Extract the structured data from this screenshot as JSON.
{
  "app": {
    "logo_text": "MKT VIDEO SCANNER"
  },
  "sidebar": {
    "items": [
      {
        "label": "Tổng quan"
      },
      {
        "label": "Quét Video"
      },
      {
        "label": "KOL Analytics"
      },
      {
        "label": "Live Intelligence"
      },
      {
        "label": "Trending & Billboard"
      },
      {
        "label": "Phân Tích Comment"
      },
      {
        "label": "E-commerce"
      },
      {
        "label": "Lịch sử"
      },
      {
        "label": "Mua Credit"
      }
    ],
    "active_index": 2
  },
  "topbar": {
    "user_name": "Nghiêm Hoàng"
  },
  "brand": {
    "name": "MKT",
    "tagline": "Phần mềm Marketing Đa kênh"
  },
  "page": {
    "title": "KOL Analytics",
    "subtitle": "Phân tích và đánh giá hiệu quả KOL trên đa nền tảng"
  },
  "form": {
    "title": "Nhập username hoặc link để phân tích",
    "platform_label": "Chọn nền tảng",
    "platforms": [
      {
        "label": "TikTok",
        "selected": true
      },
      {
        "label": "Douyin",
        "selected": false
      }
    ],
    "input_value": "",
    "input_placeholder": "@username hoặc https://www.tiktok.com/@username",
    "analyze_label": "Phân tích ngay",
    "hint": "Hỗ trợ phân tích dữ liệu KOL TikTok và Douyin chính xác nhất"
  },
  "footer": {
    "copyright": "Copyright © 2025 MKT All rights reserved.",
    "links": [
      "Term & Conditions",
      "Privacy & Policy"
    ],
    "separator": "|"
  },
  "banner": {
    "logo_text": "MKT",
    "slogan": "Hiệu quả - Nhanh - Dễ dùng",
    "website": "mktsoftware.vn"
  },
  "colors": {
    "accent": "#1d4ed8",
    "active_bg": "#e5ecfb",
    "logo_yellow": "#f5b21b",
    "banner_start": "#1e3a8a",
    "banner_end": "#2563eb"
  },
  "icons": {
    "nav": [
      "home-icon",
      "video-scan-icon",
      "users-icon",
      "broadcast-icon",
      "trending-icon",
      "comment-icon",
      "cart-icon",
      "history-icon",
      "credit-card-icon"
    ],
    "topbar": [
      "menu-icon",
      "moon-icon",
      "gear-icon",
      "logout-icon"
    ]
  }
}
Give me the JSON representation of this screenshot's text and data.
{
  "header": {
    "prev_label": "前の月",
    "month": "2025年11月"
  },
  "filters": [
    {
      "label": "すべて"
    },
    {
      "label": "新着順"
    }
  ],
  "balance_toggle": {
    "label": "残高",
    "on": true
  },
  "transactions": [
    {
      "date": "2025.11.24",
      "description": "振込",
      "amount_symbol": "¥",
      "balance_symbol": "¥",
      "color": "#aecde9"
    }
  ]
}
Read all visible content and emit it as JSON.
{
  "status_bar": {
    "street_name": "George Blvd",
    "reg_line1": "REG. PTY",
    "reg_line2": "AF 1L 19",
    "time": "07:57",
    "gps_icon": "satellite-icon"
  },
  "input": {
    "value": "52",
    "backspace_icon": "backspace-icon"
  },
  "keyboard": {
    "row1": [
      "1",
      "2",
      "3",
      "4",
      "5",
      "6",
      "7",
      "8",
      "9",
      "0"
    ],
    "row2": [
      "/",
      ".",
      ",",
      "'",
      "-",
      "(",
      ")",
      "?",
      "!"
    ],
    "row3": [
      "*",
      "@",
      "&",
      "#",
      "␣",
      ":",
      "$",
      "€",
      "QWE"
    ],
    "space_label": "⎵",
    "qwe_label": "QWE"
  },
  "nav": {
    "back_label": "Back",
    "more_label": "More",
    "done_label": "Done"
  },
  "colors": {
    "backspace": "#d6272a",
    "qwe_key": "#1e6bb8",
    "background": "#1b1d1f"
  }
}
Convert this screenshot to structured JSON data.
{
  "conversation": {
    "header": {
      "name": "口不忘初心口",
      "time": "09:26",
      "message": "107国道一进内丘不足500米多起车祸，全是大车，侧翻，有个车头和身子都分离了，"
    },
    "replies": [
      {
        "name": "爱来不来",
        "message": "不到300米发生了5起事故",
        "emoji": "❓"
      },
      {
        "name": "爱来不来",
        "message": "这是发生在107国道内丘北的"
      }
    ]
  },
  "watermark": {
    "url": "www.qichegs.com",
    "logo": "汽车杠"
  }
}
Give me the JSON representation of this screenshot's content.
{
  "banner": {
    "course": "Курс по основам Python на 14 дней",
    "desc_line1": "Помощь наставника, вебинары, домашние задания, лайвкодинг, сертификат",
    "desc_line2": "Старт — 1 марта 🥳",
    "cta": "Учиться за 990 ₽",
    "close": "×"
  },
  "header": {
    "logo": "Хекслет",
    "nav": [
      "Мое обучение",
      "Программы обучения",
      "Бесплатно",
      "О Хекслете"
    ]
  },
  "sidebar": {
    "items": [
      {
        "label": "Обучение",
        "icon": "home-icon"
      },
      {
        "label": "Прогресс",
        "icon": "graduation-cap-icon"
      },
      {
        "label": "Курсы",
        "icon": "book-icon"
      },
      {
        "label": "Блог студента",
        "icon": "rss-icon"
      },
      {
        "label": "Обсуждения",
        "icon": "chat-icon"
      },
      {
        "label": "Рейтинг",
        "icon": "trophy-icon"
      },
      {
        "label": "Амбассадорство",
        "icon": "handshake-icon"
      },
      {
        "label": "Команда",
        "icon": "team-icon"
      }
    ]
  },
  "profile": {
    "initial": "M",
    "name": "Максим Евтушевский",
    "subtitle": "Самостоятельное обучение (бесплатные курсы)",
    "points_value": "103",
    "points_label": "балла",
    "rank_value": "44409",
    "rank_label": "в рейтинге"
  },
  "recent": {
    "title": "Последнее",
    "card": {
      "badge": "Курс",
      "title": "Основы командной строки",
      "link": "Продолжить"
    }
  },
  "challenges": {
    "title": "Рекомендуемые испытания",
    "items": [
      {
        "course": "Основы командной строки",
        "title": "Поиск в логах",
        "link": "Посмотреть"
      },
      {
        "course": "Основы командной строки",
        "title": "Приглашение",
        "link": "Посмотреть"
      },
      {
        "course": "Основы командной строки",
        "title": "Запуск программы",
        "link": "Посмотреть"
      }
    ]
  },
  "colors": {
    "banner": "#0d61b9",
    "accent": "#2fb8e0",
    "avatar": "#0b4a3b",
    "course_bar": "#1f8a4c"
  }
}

WRITTEN EXERCISE> Copy each line of the data exactly, leaving nothing out.

SOLVED EXERCISE>
Extract the structured data from this screenshot as JSON.
{
  "app": {
    "logo_text": "MKT VIDEO SCANNER"
  },
  "sidebar": {
    "items": [
      {
        "label": "Tổng quan"
      },
      {
        "label": "Quét Video"
      },
      {
        "label": "KOL Analytics"
      },
      {
        "label": "Live Intelligence"
      },
      {
        "label": "Trending & Billboard"
      },
      {
        "label": "Phân Tích Comment"
      },
      {
        "label": "E-commerce"
      },
      {
        "label": "Lịch sử"
      },
      {
        "label": "Mua Credit"
      }
    ],
    "active_index": 2
  },
  "topbar": {
    "user_name": "Nghiêm Hoàng"
  },
  "brand": {
    "name": "MKT",
    "tagline": "Phần mềm Marketing Đa kênh"
  },
  "page": {
    "title": "KOL Analytics",
    "subtitle": "Phân tích và đánh giá hiệu quả KOL trên đa nền tảng"
  },
  "form": {
    "title": "Nhập username hoặc link để phân tích",
    "platform_label": "Chọn nền tảng",
    "platforms": [
      {
        "label": "TikTok",
        "selected": true
      },
      {
        "label": "Douyin",
        "selected": false
      }
    ],
    "input_value": "",
    "input_placeholder": "@username hoặc https://www.tiktok.com/@username",
    "analyze_label": "Phân tích ngay",
    "hint": "Hỗ trợ phân tích dữ liệu KOL TikTok và Douyin chính xác nhất"
  },
  "footer": {
    "copyright": "Copyright © 2025 MKT All rights reserved.",
    "links": [
      "Term & Conditions",
      "Privacy & Policy"
    ],
    "separator": "|"
  },
  "banner": {
    "logo_text": "MKT",
    "slogan": "Hiệu quả - Nhanh - Dễ dùng",
    "website": "mktsoftware.vn"
  },
  "colors": {
    "accent": "#1d4ed8",
    "active_bg": "#e5ecfb",
    "logo_yellow": "#f5b21b",
    "banner_start": "#1e3a8a",
    "banner_end": "#2563eb"
  },
  "icons": {
    "nav": [
      "home-icon",
      "video-scan-icon",
      "users-icon",
      "broadcast-icon",
      "trending-icon",
      "comment-icon",
      "cart-icon",
      "history-icon",
      "credit-card-icon"
    ],
    "topbar": [
      "menu-icon",
      "moon-icon",
      "gear-icon",
      "logout-icon"
    ]
  }
}
Give me the JSON representation of this screenshot's text and data.
{
  "header": {
    "prev_label": "前の月",
    "month": "2025年11月"
  },
  "filters": [
    {
      "label": "すべて"
    },
    {
      "label": "新着順"
    }
  ],
  "balance_toggle": {
    "label": "残高",
    "on": true
  },
  "transactions": [
    {
      "date": "2025.11.24",
      "description": "振込",
      "amount_symbol": "¥",
      "balance_symbol": "¥",
      "color": "#aecde9"
    }
  ]
}
Read all visible content and emit it as JSON.
{
  "status_bar": {
    "street_name": "George Blvd",
    "reg_line1": "REG. PTY",
    "reg_line2": "AF 1L 19",
    "time": "07:57",
    "gps_icon": "satellite-icon"
  },
  "input": {
    "value": "52",
    "backspace_icon": "backspace-icon"
  },
  "keyboard": {
    "row1": [
      "1",
      "2",
      "3",
      "4",
      "5",
      "6",
      "7",
      "8",
      "9",
      "0"
    ],
    "row2": [
      "/",
      ".",
      ",",
      "'",
      "-",
      "(",
      ")",
      "?",
      "!"
    ],
    "row3": [
      "*",
      "@",
      "&",
      "#",
      "␣",
      ":",
      "$",
      "€",
      "QWE"
    ],
    "space_label": "⎵",
    "qwe_label": "QWE"
  },
  "nav": {
    "back_label": "Back",
    "more_label": "More",
    "done_label": "Done"
  },
  "colors": {
    "backspace": "#d6272a",
    "qwe_key": "#1e6bb8",
    "background": "#1b1d1f"
  }
}
Convert this screenshot to structured JSON data.
{
  "conversation": {
    "header": {
      "name": "口不忘初心口",
      "time": "09:26",
      "message": "107国道一进内丘不足500米多起车祸，全是大车，侧翻，有个车头和身子都分离了，"
    },
    "replies": [
      {
        "name": "爱来不来",
        "message": "不到300米发生了5起事故",
        "emoji": "❓"
      },
      {
        "name": "爱来不来",
        "message": "这是发生在107国道内丘北的"
      }
    ]
  },
  "watermark": {
    "url": "www.qichegs.com",
    "logo": "汽车杠"
  }
}
Give me the JSON representation of this screenshot's content.
{
  "banner": {
    "course": "Курс по основам Python на 14 дней",
    "desc_line1": "Помощь наставника, вебинары, домашние задания, лайвкодинг, сертификат",
    "desc_line2": "Старт — 1 марта 🥳",
    "cta": "Учиться за 990 ₽",
    "close": "×"
  },
  "header": {
    "logo": "Хекслет",
    "nav": [
      "Мое обучение",
      "Программы обучения",
      "Бесплатно",
      "О Хекслете"
    ]
  },
  "sidebar": {
    "items": [
      {
        "label": "Обучение",
        "icon": "home-icon"
      },
      {
        "label": "Прогресс",
        "icon": "graduation-cap-icon"
      },
      {
        "label": "Курсы",
        "icon": "book-icon"
      },
      {
        "label": "Блог студента",
        "icon": "rss-icon"
      },
      {
        "label": "Обсуждения",
        "icon": "chat-icon"
      },
      {
        "label": "Рейтинг",
        "icon": "trophy-icon"
      },
      {
        "label": "Амбассадорство",
        "icon": "handshake-icon"
      },
      {
        "label": "Команда",
        "icon": "team-icon"
      }
    ]
  },
  "profile": {
    "initial": "M",
    "name": "Максим Евтушевский",
    "subtitle": "Самостоятельное обучение (бесплатные курсы)",
    "points_value": "103",
    "points_label": "балла",
    "rank_value": "44409",
    "rank_label": "в рейтинге"
  },
  "recent": {
    "title": "Последнее",
    "card": {
      "badge": "Курс",
      "title": "Основы командной строки",
      "link": "Продолжить"
    }
  },
  "challenges": {
    "title": "Рекомендуемые испытания",
    "items": [
      {
        "course": "Основы командной строки",
        "title": "Поиск в логах",
        "link": "Посмотреть"
      },
      {
        "course": "Основы командной строки",
        "title": "Приглашение",
        "link": "Посмотреть"
      },
      {
        "course": "Основы командной строки",
        "title": "Запуск программы",
        "link": "Посмотреть"
      }
    ]
  },
  "colors": {
    "banner": "#0d61b9",
    "accent": "#2fb8e0",
    "avatar": "#0b4a3b",
    "course_bar": "#1f8a4c"
  }
}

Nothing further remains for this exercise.